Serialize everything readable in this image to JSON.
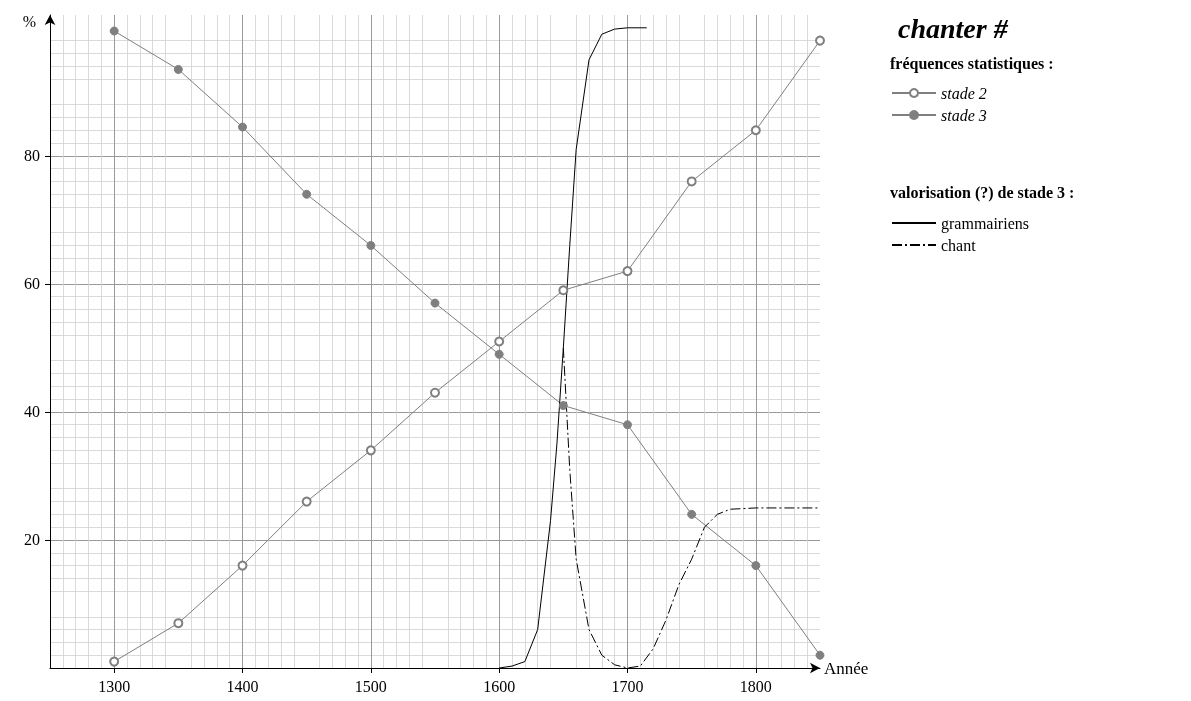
{
  "chart_data": {
    "type": "line",
    "title": "chanter #",
    "xlabel": "Année",
    "ylabel": "%",
    "xlim": [
      1250,
      1850
    ],
    "xticks": [
      1300,
      1400,
      1500,
      1600,
      1700,
      1800
    ],
    "ylim": [
      0,
      102
    ],
    "yticks": [
      20,
      40,
      60,
      80
    ],
    "grid": true,
    "legend": "right",
    "annotations": [
      "fréquences statistiques :",
      "valorisation (?) de stade 3 :"
    ],
    "series": [
      {
        "name": "stade 2",
        "color": "#7f7f7f",
        "marker": "circle",
        "line_style": "solid",
        "x": [
          1300,
          1350,
          1400,
          1450,
          1500,
          1550,
          1600,
          1650,
          1700,
          1750,
          1800,
          1850
        ],
        "values": [
          1,
          7,
          16,
          26,
          34,
          43,
          51,
          59,
          62,
          76,
          84,
          98
        ]
      },
      {
        "name": "stade 3",
        "color": "#7f7f7f",
        "marker": "circle",
        "line_style": "solid",
        "x": [
          1300,
          1350,
          1400,
          1450,
          1500,
          1550,
          1600,
          1650,
          1700,
          1750,
          1800,
          1850
        ],
        "values": [
          99.5,
          93.5,
          84.5,
          74,
          66,
          57,
          49,
          41,
          38,
          24,
          16,
          2
        ]
      },
      {
        "name": "grammairiens",
        "color": "#000000",
        "marker": "none",
        "line_style": "solid",
        "x": [
          1600,
          1610,
          1620,
          1630,
          1640,
          1645,
          1650,
          1655,
          1660,
          1670,
          1680,
          1690,
          1700,
          1715
        ],
        "values": [
          0,
          0.3,
          1,
          6,
          23,
          35,
          50,
          66,
          81,
          95,
          99,
          99.8,
          100,
          100
        ]
      },
      {
        "name": "chant",
        "color": "#000000",
        "marker": "none",
        "line_style": "dashdot",
        "x": [
          1650,
          1655,
          1660,
          1670,
          1680,
          1690,
          1700,
          1710,
          1720,
          1730,
          1740,
          1750,
          1760,
          1770,
          1780,
          1800,
          1850
        ],
        "values": [
          50,
          31,
          17,
          6,
          2,
          0.5,
          0,
          0.3,
          3,
          7.5,
          13,
          17,
          22,
          24,
          24.8,
          25,
          25
        ]
      }
    ]
  }
}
* * *
◆ **WRITTEN REQUEST**
Transcribe the full listing above exactly, with the images removed.

◆ **CORRECT RESULT**
Serialize everything readable in this image to JSON.
{
  "chart_data": {
    "type": "line",
    "title": "chanter #",
    "xlabel": "Année",
    "ylabel": "%",
    "xlim": [
      1250,
      1850
    ],
    "xticks": [
      1300,
      1400,
      1500,
      1600,
      1700,
      1800
    ],
    "ylim": [
      0,
      102
    ],
    "yticks": [
      20,
      40,
      60,
      80
    ],
    "grid": true,
    "legend": "right",
    "annotations": [
      "fréquences statistiques :",
      "valorisation (?) de stade 3 :"
    ],
    "series": [
      {
        "name": "stade 2",
        "color": "#7f7f7f",
        "marker": "circle",
        "line_style": "solid",
        "x": [
          1300,
          1350,
          1400,
          1450,
          1500,
          1550,
          1600,
          1650,
          1700,
          1750,
          1800,
          1850
        ],
        "values": [
          1,
          7,
          16,
          26,
          34,
          43,
          51,
          59,
          62,
          76,
          84,
          98
        ]
      },
      {
        "name": "stade 3",
        "color": "#7f7f7f",
        "marker": "circle",
        "line_style": "solid",
        "x": [
          1300,
          1350,
          1400,
          1450,
          1500,
          1550,
          1600,
          1650,
          1700,
          1750,
          1800,
          1850
        ],
        "values": [
          99.5,
          93.5,
          84.5,
          74,
          66,
          57,
          49,
          41,
          38,
          24,
          16,
          2
        ]
      },
      {
        "name": "grammairiens",
        "color": "#000000",
        "marker": "none",
        "line_style": "solid",
        "x": [
          1600,
          1610,
          1620,
          1630,
          1640,
          1645,
          1650,
          1655,
          1660,
          1670,
          1680,
          1690,
          1700,
          1715
        ],
        "values": [
          0,
          0.3,
          1,
          6,
          23,
          35,
          50,
          66,
          81,
          95,
          99,
          99.8,
          100,
          100
        ]
      },
      {
        "name": "chant",
        "color": "#000000",
        "marker": "none",
        "line_style": "dashdot",
        "x": [
          1650,
          1655,
          1660,
          1670,
          1680,
          1690,
          1700,
          1710,
          1720,
          1730,
          1740,
          1750,
          1760,
          1770,
          1780,
          1800,
          1850
        ],
        "values": [
          50,
          31,
          17,
          6,
          2,
          0.5,
          0,
          0.3,
          3,
          7.5,
          13,
          17,
          22,
          24,
          24.8,
          25,
          25
        ]
      }
    ]
  }
}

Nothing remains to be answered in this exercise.